The problem: Would you pull out every line of the material that contains the string "June"?

>> Start Record extracts

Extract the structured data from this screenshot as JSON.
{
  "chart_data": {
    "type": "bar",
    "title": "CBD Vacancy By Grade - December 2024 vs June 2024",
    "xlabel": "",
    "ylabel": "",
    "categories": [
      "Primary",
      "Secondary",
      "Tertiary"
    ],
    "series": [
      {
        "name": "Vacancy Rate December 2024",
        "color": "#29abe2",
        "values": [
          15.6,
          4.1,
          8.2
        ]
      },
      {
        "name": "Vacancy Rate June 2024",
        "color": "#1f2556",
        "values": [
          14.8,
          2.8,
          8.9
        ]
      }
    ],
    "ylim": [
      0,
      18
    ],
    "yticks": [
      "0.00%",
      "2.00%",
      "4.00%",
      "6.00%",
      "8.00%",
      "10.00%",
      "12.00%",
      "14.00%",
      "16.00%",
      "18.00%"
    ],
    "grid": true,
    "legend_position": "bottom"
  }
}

>> End Record extracts

Correct result:
    "title": "CBD Vacancy By Grade - December 2024 vs June 2024",
        "name": "Vacancy Rate June 2024",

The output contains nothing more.